● **Stated goal**: Reproduce every record below exactly as written, but leave out any pictures.

## Start Material shown

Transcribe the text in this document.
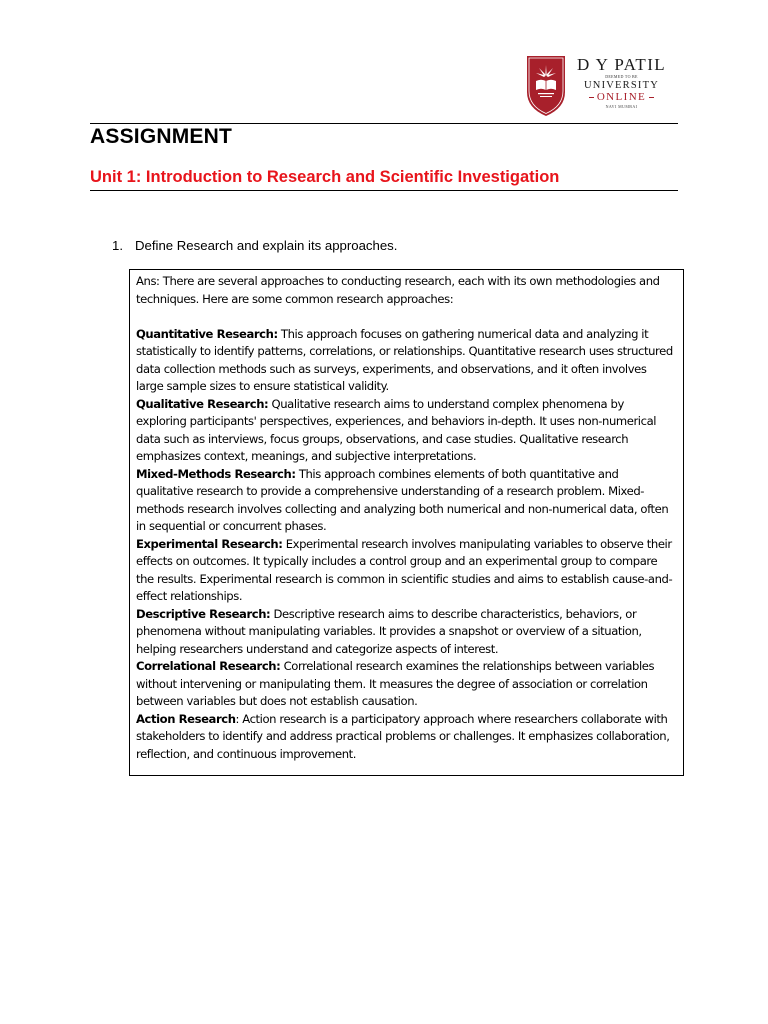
D Y PATIL
DEEMED TO BE
UNIVERSITY
ONLINE
NAVI MUMBAI
ASSIGNMENT
Unit 1: Introduction to Research and Scientific Investigation
1. Define Research and explain its approaches.

Ans: There are several approaches to conducting research, each with its own methodologies and techniques. Here are some common research approaches:

Quantitative Research: This approach focuses on gathering numerical data and analyzing it statistically to identify patterns, correlations, or relationships. Quantitative research uses structured data collection methods such as surveys, experiments, and observations, and it often involves large sample sizes to ensure statistical validity.

Qualitative Research: Qualitative research aims to understand complex phenomena by exploring participants' perspectives, experiences, and behaviors in-depth. It uses non-numerical data such as interviews, focus groups, observations, and case studies. Qualitative research emphasizes context, meanings, and subjective interpretations.

Mixed-Methods Research: This approach combines elements of both quantitative and qualitative research to provide a comprehensive understanding of a research problem. Mixed-methods research involves collecting and analyzing both numerical and non-numerical data, often in sequential or concurrent phases.

Experimental Research: Experimental research involves manipulating variables to observe their effects on outcomes. It typically includes a control group and an experimental group to compare the results. Experimental research is common in scientific studies and aims to establish cause-and-effect relationships.

Descriptive Research: Descriptive research aims to describe characteristics, behaviors, or phenomena without manipulating variables. It provides a snapshot or overview of a situation, helping researchers understand and categorize aspects of interest.

Correlational Research: Correlational research examines the relationships between variables without intervening or manipulating them. It measures the degree of association or correlation between variables but does not establish causation.

Action Research: Action research is a participatory approach where researchers collaborate with stakeholders to identify and address practical problems or challenges. It emphasizes collaboration, reflection, and continuous improvement.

## End Material shown

● **Solution to this exercise**:
Transcribe the text in this document.
D Y PATIL
DEEMED TO BE
UNIVERSITY
ONLINE
NAVI MUMBAI
ASSIGNMENT
Unit 1: Introduction to Research and Scientific Investigation
1. Define Research and explain its approaches.

Ans: There are several approaches to conducting research, each with its own methodologies and techniques. Here are some common research approaches:

Quantitative Research: This approach focuses on gathering numerical data and analyzing it statistically to identify patterns, correlations, or relationships. Quantitative research uses structured data collection methods such as surveys, experiments, and observations, and it often involves large sample sizes to ensure statistical validity.

Qualitative Research: Qualitative research aims to understand complex phenomena by exploring participants' perspectives, experiences, and behaviors in-depth. It uses non-numerical data such as interviews, focus groups, observations, and case studies. Qualitative research emphasizes context, meanings, and subjective interpretations.

Mixed-Methods Research: This approach combines elements of both quantitative and qualitative research to provide a comprehensive understanding of a research problem. Mixed-methods research involves collecting and analyzing both numerical and non-numerical data, often in sequential or concurrent phases.

Experimental Research: Experimental research involves manipulating variables to observe their effects on outcomes. It typically includes a control group and an experimental group to compare the results. Experimental research is common in scientific studies and aims to establish cause-and-effect relationships.

Descriptive Research: Descriptive research aims to describe characteristics, behaviors, or phenomena without manipulating variables. It provides a snapshot or overview of a situation, helping researchers understand and categorize aspects of interest.

Correlational Research: Correlational research examines the relationships between variables without intervening or manipulating them. It measures the degree of association or correlation between variables but does not establish causation.

Action Research: Action research is a participatory approach where researchers collaborate with stakeholders to identify and address practical problems or challenges. It emphasizes collaboration, reflection, and continuous improvement.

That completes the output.